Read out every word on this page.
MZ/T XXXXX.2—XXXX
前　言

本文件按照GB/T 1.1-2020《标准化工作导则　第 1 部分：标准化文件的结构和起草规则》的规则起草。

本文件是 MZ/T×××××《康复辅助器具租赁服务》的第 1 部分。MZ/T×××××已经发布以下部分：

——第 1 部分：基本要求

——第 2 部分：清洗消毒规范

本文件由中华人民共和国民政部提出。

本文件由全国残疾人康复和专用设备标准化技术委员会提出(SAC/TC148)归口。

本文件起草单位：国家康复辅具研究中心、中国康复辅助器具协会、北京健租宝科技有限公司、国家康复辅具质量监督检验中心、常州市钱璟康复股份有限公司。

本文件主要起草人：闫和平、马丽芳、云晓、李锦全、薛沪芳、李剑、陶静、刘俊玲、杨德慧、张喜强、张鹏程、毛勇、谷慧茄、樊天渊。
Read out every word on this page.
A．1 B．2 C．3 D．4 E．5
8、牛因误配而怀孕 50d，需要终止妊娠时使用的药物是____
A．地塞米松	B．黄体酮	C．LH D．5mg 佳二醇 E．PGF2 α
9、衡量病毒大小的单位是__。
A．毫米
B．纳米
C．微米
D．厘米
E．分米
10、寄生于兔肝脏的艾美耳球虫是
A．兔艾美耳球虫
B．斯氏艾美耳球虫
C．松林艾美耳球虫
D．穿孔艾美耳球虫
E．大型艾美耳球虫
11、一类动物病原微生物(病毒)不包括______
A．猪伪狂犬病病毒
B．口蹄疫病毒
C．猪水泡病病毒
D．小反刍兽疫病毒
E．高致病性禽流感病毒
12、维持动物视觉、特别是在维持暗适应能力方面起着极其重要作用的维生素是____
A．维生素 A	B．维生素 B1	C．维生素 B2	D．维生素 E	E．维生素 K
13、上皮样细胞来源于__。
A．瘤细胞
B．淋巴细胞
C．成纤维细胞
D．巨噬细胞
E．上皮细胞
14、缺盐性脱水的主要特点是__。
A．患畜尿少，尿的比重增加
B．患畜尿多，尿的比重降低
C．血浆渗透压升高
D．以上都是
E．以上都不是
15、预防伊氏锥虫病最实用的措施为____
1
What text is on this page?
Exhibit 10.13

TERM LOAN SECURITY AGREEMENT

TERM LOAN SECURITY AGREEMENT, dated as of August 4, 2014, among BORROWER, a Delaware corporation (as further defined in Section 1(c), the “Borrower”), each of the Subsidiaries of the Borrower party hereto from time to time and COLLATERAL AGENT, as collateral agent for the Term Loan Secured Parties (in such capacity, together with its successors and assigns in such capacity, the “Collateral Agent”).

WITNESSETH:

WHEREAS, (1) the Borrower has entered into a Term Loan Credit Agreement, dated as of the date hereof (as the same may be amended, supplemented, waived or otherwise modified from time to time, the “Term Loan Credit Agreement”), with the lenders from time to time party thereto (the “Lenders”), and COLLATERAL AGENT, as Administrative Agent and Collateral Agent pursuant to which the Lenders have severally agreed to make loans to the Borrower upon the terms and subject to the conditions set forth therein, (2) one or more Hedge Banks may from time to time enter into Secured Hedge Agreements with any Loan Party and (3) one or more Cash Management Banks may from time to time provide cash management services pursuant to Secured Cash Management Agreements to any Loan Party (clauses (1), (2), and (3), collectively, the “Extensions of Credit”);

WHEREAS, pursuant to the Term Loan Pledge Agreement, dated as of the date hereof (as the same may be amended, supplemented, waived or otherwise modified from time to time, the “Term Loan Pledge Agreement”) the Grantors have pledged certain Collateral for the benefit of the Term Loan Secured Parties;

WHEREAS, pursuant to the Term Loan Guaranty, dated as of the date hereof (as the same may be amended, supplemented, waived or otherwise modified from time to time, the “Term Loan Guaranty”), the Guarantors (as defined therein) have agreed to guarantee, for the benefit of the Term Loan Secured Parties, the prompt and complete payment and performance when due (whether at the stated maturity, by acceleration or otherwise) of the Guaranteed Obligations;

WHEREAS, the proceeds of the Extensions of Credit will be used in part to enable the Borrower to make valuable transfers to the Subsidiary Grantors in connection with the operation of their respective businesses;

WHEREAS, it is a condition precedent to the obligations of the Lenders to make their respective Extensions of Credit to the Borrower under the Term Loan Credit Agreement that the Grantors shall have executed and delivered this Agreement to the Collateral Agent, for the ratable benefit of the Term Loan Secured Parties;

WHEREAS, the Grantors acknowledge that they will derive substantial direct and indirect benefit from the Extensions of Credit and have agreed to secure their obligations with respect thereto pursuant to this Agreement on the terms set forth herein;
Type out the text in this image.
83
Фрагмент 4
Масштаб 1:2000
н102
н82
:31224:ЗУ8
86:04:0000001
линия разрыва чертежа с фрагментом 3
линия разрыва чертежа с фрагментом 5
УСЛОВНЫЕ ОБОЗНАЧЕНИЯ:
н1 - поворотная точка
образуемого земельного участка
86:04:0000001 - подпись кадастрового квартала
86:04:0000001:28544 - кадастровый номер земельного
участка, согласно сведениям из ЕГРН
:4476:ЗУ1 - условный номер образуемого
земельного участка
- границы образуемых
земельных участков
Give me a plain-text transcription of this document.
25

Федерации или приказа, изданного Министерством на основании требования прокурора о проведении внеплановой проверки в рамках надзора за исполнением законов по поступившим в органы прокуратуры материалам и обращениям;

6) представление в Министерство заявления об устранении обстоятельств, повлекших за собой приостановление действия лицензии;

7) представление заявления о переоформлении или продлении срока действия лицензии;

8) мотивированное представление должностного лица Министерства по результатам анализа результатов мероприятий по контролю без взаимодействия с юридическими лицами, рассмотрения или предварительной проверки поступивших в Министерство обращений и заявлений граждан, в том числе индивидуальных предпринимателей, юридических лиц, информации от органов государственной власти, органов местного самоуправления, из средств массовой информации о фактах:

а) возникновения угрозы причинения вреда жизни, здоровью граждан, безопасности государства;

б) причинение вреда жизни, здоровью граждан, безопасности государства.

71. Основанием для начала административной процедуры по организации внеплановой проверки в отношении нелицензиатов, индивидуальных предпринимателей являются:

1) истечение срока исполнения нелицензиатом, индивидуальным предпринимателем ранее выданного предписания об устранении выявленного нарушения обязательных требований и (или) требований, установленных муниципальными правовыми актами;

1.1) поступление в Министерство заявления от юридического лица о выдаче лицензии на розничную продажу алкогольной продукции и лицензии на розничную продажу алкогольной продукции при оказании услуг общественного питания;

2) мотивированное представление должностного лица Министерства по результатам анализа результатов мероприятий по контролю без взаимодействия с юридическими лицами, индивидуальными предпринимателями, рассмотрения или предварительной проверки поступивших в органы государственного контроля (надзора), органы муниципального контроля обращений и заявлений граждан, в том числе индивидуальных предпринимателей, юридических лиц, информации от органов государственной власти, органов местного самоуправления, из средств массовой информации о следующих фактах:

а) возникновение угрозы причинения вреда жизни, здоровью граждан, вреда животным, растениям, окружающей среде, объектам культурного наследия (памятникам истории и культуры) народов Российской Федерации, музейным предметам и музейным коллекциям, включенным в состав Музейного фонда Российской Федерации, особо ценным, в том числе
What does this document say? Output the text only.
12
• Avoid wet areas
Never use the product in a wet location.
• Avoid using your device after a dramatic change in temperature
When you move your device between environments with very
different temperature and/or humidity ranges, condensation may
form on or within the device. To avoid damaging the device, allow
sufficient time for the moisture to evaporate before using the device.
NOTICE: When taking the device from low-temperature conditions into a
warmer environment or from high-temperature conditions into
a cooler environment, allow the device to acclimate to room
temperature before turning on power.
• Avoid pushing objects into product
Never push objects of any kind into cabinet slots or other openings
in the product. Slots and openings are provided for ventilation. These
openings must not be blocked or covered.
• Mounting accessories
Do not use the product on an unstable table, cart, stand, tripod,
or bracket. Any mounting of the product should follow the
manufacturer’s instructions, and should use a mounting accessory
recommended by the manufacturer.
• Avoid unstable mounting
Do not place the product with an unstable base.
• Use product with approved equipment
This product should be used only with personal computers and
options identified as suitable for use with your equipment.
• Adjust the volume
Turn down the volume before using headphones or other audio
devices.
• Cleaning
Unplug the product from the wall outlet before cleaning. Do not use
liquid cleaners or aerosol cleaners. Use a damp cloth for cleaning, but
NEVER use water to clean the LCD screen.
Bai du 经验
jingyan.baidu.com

• Given instruction: Using the listing, collect all lines in which the string "линия" is found.

• Output of the exercise:
линия разрыва чертежа с фрагментом 3
линия разрыва чертежа с фрагментом 5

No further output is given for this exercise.